Um voo com o pássaro da linguagem dentro
1.O poeta e ensaísta Adolfo Casais Monteiro chamou à poesia voo sem pássaro dentro. Eu diria que toda a obra literária é um voo com o pássaro da linguagem dentro.
A prosa e a poesia de Maria da Conceição Vicente são esse voo. A autora tem plena consciência de que o grande desafio da escrita é o de encontrar a maneira apropriada, a expressão que dê relevo e brilho ao que o sujeito da enunciação quer dizer, dizendo-o com letras e sílabas, palavras e frases e cujo produto final será a “coisa de arte” de que falava o poeta Rainer Maria Rilke. E é assim que, para Maria da Conceição Vicente, a forma não é um mero instrumento, porque ela também provém do poder criativo do autor e não é dissociável do conteúdo materializado no universo das palavras.
O olhar dos emissores das obras de Maria da Conceição Vicente é simultaneamente um olhar poético e um olhar poiético, isto é, um olhar que não se nos apresenta como sendo ingénuo ou espontâneo ou, se quiserem, lírico, cor de rosa, mas antes como um olhar trabalhado com vista a sustentar o enlace entre o sujeito da escrita e a realidade abordada. Na verdade, a prosa de Maria da Conceição Vicente não pretende ocultar o real, mas, pelo contrário, visa despertar para o real.
A narrativa e a poesia de Maria da Conceição Vicente denotam que a autora sabe que a literatura para crianças implica que o escritor use um olhar que transcenda o ver sem ver, porque falho de atenção, com que o comum das pessoas atravessa os dias. Por outro lado, o trabalho literário da autora reveste-se de um intencionalidade facilmente observável, a de estabelecer uma relação dialógica com o leitor que se pretende seja um interlocutor ativo e construtivo e não um destinatário passivo, mero recetor de um discurso alheio.
Gostaria ainda de referir que um dos aspetos que mais aprecio na escrita de Maria da Conceição Vicente é a hábil conciliação entre o propósito culturalmente sério que a incita à produção literária para crianças e a vertente lúdica da sua obra, indispensável a um registo literário dirigido a um público infantil mas que não se pretende infantilizar, porque a autora almeja que a criança descubra o real, apoiada na componente emancipadora da imaginação.
Fernando Pessoa era de opinião que “nenhum livro para crianças deve ser escrito para crianças”, porventura por pensar que esse propósito seria redutor do riquíssimo universo da criança e propiciador daquilo que, com extrema crueldade, o poeta da “Mensagem” apelidou de baba pedagógica, muitas vezes imbuída de um pendor moralizante que frequentemente não se compagina com o fulgurante tesouro que a criança guarda dentro de si. Creio que Maria da Conceição Vicente está, como sempre esteve, alertada por aquela opinião de Fernando Pessoa e cuido ainda que ela sabe, como Guerra Junqueiro sabia, que “a alma duma criança é uma gota de leite com raio de luz. Transformar esse lampejo numa aurora, eis o problema.”. Os livros de Maria da Conceição Vicente pretendem, com simplicidade mas não simplismo, sabedoria e imaginação contribuir para aquele desígnio.

_ _ _

* _Tarefas a realizar_
• 1. Transcreva com exatidão as linhas da listagem, desde o seu início até à linha que contém "svg-text:30: 30 [1004,315,1009,320]", inclusive.
• 2. Dê continuidade ao ensaio sobre a escrita de Maria da Conceição Vicente, começando imediatamente após a última frase apresentada.

* _Dados fornecidos_
_ _ _

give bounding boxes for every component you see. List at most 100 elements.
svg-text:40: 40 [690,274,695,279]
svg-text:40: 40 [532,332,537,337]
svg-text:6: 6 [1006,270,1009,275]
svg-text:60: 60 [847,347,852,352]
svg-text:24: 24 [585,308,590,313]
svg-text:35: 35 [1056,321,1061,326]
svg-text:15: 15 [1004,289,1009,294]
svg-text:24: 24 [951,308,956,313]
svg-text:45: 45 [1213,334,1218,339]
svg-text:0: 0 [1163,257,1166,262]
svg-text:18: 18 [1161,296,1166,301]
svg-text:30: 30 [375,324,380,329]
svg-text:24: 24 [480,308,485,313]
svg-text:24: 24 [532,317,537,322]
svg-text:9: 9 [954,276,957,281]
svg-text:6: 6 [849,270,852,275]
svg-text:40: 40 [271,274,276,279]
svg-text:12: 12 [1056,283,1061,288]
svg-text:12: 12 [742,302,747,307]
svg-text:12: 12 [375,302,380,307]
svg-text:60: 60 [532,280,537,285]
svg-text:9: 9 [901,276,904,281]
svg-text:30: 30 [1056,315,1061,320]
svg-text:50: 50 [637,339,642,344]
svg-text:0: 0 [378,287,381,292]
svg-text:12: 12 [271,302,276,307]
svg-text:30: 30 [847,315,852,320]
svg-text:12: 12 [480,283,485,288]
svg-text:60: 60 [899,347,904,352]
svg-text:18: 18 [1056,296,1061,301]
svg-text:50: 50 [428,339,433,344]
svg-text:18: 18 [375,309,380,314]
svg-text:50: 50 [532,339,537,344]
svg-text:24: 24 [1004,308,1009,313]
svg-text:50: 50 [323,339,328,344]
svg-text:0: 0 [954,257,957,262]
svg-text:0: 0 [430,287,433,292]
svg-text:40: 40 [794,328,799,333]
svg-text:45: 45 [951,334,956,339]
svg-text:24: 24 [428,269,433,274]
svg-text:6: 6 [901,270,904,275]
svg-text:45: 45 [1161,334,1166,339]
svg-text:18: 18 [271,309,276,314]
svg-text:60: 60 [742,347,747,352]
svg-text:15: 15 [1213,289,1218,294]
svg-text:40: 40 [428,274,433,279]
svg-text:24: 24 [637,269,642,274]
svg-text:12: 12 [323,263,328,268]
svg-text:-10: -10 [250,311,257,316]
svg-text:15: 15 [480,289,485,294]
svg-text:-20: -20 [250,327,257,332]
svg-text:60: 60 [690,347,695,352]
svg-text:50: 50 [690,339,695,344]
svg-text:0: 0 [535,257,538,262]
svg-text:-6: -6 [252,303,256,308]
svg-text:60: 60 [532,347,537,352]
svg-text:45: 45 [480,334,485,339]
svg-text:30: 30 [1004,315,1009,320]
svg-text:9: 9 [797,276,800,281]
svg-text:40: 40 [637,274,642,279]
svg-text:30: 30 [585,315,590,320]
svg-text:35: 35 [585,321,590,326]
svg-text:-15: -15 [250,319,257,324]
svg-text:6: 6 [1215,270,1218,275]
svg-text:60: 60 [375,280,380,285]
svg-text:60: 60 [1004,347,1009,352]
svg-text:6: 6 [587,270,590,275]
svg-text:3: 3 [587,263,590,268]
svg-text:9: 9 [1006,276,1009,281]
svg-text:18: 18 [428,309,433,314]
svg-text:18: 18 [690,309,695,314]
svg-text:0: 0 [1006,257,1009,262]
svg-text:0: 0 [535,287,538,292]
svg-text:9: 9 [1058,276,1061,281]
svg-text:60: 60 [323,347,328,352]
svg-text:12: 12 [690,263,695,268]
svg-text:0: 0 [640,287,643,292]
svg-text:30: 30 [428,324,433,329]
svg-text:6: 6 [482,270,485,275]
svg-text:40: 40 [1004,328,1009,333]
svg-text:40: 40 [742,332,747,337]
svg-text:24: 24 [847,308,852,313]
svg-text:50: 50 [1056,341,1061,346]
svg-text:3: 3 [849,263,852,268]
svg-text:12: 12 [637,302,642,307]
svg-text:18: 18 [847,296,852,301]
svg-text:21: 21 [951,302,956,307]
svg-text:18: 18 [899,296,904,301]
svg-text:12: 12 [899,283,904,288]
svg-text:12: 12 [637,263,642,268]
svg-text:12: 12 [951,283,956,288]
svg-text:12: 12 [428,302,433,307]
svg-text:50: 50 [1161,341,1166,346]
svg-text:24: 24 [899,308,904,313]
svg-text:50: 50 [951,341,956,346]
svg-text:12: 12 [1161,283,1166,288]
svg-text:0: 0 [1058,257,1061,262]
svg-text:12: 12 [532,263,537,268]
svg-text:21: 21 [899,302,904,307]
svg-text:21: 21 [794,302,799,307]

_ _ _

* _Resultados das tarefas_
• 1.
give bounding boxes for every component you see. List at most 100 elements.
svg-text:40: 40 [690,274,695,279]
svg-text:40: 40 [532,332,537,337]
svg-text:6: 6 [1006,270,1009,275]
svg-text:60: 60 [847,347,852,352]
svg-text:24: 24 [585,308,590,313]
svg-text:35: 35 [1056,321,1061,326]
svg-text:15: 15 [1004,289,1009,294]
svg-text:24: 24 [951,308,956,313]
svg-text:45: 45 [1213,334,1218,339]
svg-text:0: 0 [1163,257,1166,262]
svg-text:18: 18 [1161,296,1166,301]
svg-text:30: 30 [375,324,380,329]
svg-text:24: 24 [480,308,485,313]
svg-text:24: 24 [532,317,537,322]
svg-text:9: 9 [954,276,957,281]
svg-text:6: 6 [849,270,852,275]
svg-text:40: 40 [271,274,276,279]
svg-text:12: 12 [1056,283,1061,288]
svg-text:12: 12 [742,302,747,307]
svg-text:12: 12 [375,302,380,307]
svg-text:60: 60 [532,280,537,285]
svg-text:9: 9 [901,276,904,281]
svg-text:30: 30 [1056,315,1061,320]
svg-text:50: 50 [637,339,642,344]
svg-text:0: 0 [378,287,381,292]
svg-text:12: 12 [271,302,276,307]
svg-text:30: 30 [847,315,852,320]
svg-text:12: 12 [480,283,485,288]
svg-text:60: 60 [899,347,904,352]
svg-text:18: 18 [1056,296,1061,301]
svg-text:50: 50 [428,339,433,344]
svg-text:18: 18 [375,309,380,314]
svg-text:50: 50 [532,339,537,344]
svg-text:24: 24 [1004,308,1009,313]
svg-text:50: 50 [323,339,328,344]
svg-text:0: 0 [954,257,957,262]
svg-text:0: 0 [430,287,433,292]
svg-text:40: 40 [794,328,799,333]
svg-text:45: 45 [951,334,956,339]
svg-text:24: 24 [428,269,433,274]
svg-text:6: 6 [901,270,904,275]
svg-text:45: 45 [1161,334,1166,339]
svg-text:18: 18 [271,309,276,314]
svg-text:60: 60 [742,347,747,352]
svg-text:15: 15 [1213,289,1218,294]
svg-text:40: 40 [428,274,433,279]
svg-text:24: 24 [637,269,642,274]
svg-text:12: 12 [323,263,328,268]
svg-text:-10: -10 [250,311,257,316]
svg-text:15: 15 [480,289,485,294]
svg-text:-20: -20 [250,327,257,332]
svg-text:60: 60 [690,347,695,352]
svg-text:50: 50 [690,339,695,344]
svg-text:0: 0 [535,257,538,262]
svg-text:-6: -6 [252,303,256,308]
svg-text:60: 60 [532,347,537,352]
svg-text:45: 45 [480,334,485,339]
svg-text:30: 30 [1004,315,1009,320]

• 2.
2. O último livro de Maria da Conceição Vicente, O Diabo do Alfusqueiro, inscreve-se numa longa, variada e dispersa história de estórias das pontes do Diabo. Joaquim Lino da Silva, num ensaio publicado na “Revista Lusitana” (Nova Série), nº 8 (1987), relata alguns casos concretos dessa história e refere outros. A atenção de Joaquim Lino da Silva centra-se fundamentalmente na lenda da Ponte da Misarela, lançada sobre o rio Rabagão, na lenda da Ponte de Vale de Telhas, a cerca de nove quilómetros de Valpaços e na Ponte de Vila Formosa, lançada sobre a Ribeira de Seda, distante dezasseis quilómetros de Alter do Chão. De entre as pontes referidas consta a do Alfusqueiro bem como outras construídas pelo Demónio em Espanha, na Suiça, em França e na Bélgica.
O narrador de O Diabo do Alfusqueiro assegura ao leitor que a ponte sobre o Alfusqueiro, na serra do Caramulo, realidade material motivadora desta história, “continua firme, sólida, soberba no seu arco de volta inteira, unindo margens, facilitando encontros, ligando caminhos”, o que impede que esta história seja contada à maneira tradicional – era uma vez uma ponte. Não era, é uma ponte. Aquilo que, segundo o narrador, “viajou de longe no tempo, desafiando o engenho dos curiosos, foi a história desta ponte, parente próxima de histórias de outras pontes, surgidas em diversos países da Europa e em diferentes regiões de Portugal, “lá, onde existem rios difíceis, teimosos em deixar-se atravessar”. São pontes erguidas em sítios tão difíceis que o povo cuida, segundo o narrador de O Diabo do Alfusqueiro, que só com uma mãozinha divina ou demoníaca poderiam ser construídas.
O rio Alfusqueiro, “que desce a serra do Caramulo para alimentar o rio Águeda”, não foge à regra e no inverno enche-se “de água e de fúria para arrastar na corrente tudo o que se atreva a barrar-lhe o caminho, e transformando num inferno a vida de quem por ali mora”.
Parece-nos ser de interesse referir que o narrador assume com clareza o propósito de contar a história de O Diabo do Alfusqueiro para que a memória desta lenda não se apague e para que esta história, passada entre íngremes e apertados desfiladeiros caramulanos, num lugar agreste de riba-Águeda, seja contada com palavras que respeitem a versão com que chegou “à gente destas terras”.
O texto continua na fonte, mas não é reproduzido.